Report each line of the data that has "Fotos" somewhere in it.

-- START OF Provided information --

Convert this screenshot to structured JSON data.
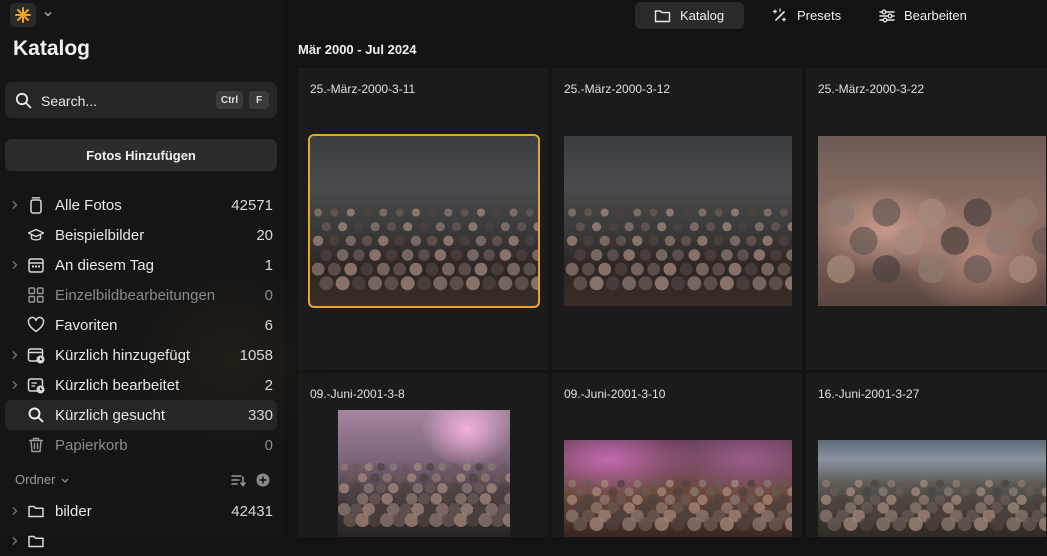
{
  "app": {
    "accent": "#f0a020"
  },
  "sidebar": {
    "title": "Katalog",
    "search": {
      "placeholder": "Search...",
      "kbd1": "Ctrl",
      "kbd2": "F"
    },
    "add_button": "Fotos Hinzufügen",
    "items": [
      {
        "label": "Alle Fotos",
        "count": "42571",
        "icon": "photos-stack-icon",
        "expandable": true,
        "dim": false,
        "active": false
      },
      {
        "label": "Beispielbilder",
        "count": "20",
        "icon": "graduation-cap-icon",
        "expandable": false,
        "dim": false,
        "active": false
      },
      {
        "label": "An diesem Tag",
        "count": "1",
        "icon": "calendar-icon",
        "expandable": true,
        "dim": false,
        "active": false
      },
      {
        "label": "Einzelbildbearbeitungen",
        "count": "0",
        "icon": "grid-icon",
        "expandable": false,
        "dim": true,
        "active": false
      },
      {
        "label": "Favoriten",
        "count": "6",
        "icon": "heart-icon",
        "expandable": false,
        "dim": false,
        "active": false
      },
      {
        "label": "Kürzlich hinzugefügt",
        "count": "1058",
        "icon": "recently-added-icon",
        "expandable": true,
        "dim": false,
        "active": false
      },
      {
        "label": "Kürzlich bearbeitet",
        "count": "2",
        "icon": "recently-edited-icon",
        "expandable": true,
        "dim": false,
        "active": false
      },
      {
        "label": "Kürzlich gesucht",
        "count": "330",
        "icon": "search-icon",
        "expandable": false,
        "dim": false,
        "active": true
      },
      {
        "label": "Papierkorb",
        "count": "0",
        "icon": "trash-icon",
        "expandable": false,
        "dim": true,
        "active": false
      }
    ],
    "folders_label": "Ordner",
    "folders": [
      {
        "label": "bilder",
        "count": "42431"
      }
    ]
  },
  "topbar": {
    "katalog": "Katalog",
    "presets": "Presets",
    "bearbeiten": "Bearbeiten"
  },
  "main": {
    "date_range": "Mär 2000 - Jul 2024",
    "photos": [
      {
        "name": "25.-März-2000-3-11",
        "selected": true
      },
      {
        "name": "25.-März-2000-3-12",
        "selected": false
      },
      {
        "name": "25.-März-2000-3-22",
        "selected": false
      },
      {
        "name": "09.-Juni-2001-3-8",
        "selected": false
      },
      {
        "name": "09.-Juni-2001-3-10",
        "selected": false
      },
      {
        "name": "16.-Juni-2001-3-27",
        "selected": false
      }
    ]
  }
}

-- END OF Provided information --

* _Result for this exercise_
    "add_button": "Fotos Hinzufügen",
        "label": "Alle Fotos",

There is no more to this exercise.